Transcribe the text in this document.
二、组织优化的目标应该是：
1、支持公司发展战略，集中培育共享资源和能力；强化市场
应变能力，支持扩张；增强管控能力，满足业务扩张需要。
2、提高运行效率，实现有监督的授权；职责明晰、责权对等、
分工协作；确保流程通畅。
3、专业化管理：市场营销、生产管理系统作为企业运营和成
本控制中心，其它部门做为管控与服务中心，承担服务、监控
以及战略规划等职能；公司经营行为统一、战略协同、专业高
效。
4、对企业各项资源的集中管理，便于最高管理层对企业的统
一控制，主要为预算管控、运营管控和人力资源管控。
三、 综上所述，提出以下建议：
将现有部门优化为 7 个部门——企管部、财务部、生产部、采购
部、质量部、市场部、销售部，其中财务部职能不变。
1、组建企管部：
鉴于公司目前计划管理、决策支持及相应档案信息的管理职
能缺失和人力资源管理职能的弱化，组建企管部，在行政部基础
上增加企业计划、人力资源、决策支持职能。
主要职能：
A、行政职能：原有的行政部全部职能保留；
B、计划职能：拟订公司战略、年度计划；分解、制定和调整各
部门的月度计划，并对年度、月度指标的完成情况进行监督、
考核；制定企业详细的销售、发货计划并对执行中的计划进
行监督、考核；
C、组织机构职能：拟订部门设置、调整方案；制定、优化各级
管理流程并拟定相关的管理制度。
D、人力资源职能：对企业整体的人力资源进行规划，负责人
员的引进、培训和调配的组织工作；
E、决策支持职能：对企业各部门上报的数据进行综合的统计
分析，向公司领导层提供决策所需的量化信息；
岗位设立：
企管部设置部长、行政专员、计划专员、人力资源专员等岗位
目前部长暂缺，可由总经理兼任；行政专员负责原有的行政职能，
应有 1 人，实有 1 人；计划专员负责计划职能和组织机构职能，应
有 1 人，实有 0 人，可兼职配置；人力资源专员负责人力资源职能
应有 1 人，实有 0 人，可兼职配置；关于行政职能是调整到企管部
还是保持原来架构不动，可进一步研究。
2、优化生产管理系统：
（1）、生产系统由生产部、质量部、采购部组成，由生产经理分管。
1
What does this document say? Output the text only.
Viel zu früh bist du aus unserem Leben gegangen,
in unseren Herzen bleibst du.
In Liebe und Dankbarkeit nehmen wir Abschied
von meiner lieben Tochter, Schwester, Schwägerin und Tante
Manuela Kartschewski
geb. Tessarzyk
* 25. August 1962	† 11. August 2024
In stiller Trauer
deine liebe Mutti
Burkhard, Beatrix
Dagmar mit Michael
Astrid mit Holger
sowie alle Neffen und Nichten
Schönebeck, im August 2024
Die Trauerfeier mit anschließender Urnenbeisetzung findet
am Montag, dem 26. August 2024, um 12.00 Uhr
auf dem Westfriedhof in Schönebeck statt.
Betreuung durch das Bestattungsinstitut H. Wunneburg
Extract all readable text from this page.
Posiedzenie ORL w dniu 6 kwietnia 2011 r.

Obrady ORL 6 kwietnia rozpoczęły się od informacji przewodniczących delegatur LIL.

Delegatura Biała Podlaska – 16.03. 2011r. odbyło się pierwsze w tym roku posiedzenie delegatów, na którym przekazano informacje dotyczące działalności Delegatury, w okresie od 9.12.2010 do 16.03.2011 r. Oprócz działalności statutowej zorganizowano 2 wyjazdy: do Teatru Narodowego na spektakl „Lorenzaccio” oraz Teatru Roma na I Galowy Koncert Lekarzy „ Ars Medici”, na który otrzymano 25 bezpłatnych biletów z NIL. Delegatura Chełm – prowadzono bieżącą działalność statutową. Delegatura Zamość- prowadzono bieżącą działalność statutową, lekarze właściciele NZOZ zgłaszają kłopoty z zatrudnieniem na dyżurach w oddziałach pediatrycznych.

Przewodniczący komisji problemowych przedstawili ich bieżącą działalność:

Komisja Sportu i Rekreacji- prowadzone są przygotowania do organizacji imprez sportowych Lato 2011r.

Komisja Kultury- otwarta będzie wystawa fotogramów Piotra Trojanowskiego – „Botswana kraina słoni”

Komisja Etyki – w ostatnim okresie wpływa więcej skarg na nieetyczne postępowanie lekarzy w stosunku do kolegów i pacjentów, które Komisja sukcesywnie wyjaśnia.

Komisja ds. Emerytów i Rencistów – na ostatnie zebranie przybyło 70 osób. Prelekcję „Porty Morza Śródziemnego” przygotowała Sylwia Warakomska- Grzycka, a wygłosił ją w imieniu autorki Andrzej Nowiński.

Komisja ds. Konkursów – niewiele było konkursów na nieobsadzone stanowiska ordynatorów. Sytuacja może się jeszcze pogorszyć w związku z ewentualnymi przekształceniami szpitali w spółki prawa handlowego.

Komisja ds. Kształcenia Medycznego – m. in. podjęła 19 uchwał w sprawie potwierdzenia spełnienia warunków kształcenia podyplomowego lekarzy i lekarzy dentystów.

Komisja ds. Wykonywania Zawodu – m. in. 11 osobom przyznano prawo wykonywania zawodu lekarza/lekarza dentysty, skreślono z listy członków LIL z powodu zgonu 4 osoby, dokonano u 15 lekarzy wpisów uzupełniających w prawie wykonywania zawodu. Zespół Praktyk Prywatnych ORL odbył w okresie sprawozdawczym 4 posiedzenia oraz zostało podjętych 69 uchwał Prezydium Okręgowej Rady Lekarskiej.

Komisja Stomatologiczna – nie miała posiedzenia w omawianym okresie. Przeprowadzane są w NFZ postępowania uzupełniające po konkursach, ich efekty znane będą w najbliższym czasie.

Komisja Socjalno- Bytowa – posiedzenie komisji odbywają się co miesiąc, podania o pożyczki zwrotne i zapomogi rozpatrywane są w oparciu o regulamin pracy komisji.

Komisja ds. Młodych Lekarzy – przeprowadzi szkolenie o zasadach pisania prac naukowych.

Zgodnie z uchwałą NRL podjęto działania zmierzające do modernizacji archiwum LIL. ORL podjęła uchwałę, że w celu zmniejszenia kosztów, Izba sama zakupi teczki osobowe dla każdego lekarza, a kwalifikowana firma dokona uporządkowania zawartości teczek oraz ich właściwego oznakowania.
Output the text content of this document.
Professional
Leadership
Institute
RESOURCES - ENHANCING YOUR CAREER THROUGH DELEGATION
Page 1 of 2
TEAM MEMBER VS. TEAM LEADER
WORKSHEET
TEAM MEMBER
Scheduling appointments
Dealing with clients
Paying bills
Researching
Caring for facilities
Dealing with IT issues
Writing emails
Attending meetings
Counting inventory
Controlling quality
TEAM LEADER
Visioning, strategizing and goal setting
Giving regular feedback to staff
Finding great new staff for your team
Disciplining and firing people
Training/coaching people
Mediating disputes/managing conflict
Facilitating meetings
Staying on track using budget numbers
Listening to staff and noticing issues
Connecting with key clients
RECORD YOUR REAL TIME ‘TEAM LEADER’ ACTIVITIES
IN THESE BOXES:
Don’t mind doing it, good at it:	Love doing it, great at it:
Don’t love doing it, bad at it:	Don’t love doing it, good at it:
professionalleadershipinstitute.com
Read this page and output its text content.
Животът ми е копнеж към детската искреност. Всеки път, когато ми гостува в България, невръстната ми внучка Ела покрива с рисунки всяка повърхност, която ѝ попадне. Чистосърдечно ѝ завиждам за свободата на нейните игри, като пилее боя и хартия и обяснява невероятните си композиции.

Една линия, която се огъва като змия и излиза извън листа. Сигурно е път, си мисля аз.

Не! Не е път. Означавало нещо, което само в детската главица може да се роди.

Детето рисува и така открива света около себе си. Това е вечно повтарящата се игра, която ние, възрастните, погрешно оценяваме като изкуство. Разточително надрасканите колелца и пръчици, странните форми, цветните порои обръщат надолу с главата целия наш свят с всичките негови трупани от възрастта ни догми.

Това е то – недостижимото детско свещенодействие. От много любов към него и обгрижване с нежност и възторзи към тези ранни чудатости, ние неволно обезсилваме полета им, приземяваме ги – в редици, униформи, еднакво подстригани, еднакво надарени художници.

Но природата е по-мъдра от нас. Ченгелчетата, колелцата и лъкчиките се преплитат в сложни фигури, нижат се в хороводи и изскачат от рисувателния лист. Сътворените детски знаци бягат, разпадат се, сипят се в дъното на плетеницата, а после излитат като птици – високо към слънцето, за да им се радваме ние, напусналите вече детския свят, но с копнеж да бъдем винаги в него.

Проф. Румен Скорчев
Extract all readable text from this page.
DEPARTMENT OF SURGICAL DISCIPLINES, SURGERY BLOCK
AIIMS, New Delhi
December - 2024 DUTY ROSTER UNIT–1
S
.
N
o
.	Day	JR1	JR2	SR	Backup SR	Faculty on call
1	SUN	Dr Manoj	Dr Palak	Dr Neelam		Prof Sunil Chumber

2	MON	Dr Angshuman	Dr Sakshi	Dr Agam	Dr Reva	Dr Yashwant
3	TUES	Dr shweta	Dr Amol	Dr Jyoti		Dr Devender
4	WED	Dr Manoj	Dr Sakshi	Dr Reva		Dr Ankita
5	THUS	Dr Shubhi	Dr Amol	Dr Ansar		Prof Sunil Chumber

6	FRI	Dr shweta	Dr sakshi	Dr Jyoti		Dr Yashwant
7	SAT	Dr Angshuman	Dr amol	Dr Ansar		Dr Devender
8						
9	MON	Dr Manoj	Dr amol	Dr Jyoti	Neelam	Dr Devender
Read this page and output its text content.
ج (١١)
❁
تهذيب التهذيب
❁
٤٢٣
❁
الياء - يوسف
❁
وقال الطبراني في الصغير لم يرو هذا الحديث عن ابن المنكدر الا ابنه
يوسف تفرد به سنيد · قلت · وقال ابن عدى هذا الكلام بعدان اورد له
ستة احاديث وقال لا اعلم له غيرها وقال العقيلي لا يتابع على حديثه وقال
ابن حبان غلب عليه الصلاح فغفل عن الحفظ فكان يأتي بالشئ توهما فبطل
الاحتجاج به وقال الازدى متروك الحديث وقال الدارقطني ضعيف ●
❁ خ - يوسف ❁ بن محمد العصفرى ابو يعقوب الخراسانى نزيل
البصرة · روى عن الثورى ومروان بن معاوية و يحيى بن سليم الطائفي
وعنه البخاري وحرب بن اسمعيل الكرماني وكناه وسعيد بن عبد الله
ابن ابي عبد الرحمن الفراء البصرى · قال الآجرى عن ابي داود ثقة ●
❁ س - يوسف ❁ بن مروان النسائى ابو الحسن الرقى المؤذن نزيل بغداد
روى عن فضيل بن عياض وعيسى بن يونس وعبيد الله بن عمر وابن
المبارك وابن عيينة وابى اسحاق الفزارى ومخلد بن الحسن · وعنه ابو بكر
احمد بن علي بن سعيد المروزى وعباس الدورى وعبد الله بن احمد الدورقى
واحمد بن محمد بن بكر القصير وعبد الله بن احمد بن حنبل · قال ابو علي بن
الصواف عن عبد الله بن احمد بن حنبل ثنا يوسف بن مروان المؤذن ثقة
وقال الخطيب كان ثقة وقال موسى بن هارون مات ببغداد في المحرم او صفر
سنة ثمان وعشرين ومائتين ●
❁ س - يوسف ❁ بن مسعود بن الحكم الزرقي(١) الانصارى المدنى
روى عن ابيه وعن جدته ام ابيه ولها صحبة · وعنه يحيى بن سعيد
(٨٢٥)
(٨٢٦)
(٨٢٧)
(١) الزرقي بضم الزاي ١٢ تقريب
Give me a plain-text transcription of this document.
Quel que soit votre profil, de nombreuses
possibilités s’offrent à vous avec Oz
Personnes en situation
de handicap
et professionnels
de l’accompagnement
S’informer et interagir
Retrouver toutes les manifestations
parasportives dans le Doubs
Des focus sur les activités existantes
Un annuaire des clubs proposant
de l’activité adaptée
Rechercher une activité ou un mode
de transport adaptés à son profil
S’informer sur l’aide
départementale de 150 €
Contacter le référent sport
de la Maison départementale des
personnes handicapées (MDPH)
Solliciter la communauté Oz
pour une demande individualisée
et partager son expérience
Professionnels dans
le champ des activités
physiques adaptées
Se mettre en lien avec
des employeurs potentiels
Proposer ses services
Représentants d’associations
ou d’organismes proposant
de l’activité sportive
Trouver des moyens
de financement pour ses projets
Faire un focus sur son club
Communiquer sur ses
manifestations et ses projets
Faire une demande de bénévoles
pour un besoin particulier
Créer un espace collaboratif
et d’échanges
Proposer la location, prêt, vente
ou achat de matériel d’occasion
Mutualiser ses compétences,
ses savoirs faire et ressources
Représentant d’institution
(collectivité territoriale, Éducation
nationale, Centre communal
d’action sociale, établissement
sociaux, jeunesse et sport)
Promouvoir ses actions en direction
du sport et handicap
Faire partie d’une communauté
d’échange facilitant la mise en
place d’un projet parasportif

------------------------------------------------

◆ Problem details ◆
Starting at the line that contains "Give me a plain-text", output each remaining line of the listing, the last line included, exactly as it appears.

◆ Solution for this exercise ◆
Give me a plain-text transcription of this document.
Quel que soit votre profil, de nombreuses
possibilités s’offrent à vous avec Oz
Personnes en situation
de handicap
et professionnels
de l’accompagnement
S’informer et interagir
Retrouver toutes les manifestations
parasportives dans le Doubs
Des focus sur les activités existantes
Un annuaire des clubs proposant
de l’activité adaptée
Rechercher une activité ou un mode
de transport adaptés à son profil
S’informer sur l’aide
départementale de 150 €
Contacter le référent sport
de la Maison départementale des
personnes handicapées (MDPH)
Solliciter la communauté Oz
pour une demande individualisée
et partager son expérience
Professionnels dans
le champ des activités
physiques adaptées
Se mettre en lien avec
des employeurs potentiels
Proposer ses services
Représentants d’associations
ou d’organismes proposant
de l’activité sportive
Trouver des moyens
de financement pour ses projets
Faire un focus sur son club
Communiquer sur ses
manifestations et ses projets
Faire une demande de bénévoles
pour un besoin particulier
Créer un espace collaboratif
et d’échanges
Proposer la location, prêt, vente
ou achat de matériel d’occasion
Mutualiser ses compétences,
ses savoirs faire et ressources
Représentant d’institution
(collectivité territoriale, Éducation
nationale, Centre communal
d’action sociale, établissement
sociaux, jeunesse et sport)
Promouvoir ses actions en direction
du sport et handicap
Faire partie d’une communauté
d’échange facilitant la mise en
place d’un projet parasportif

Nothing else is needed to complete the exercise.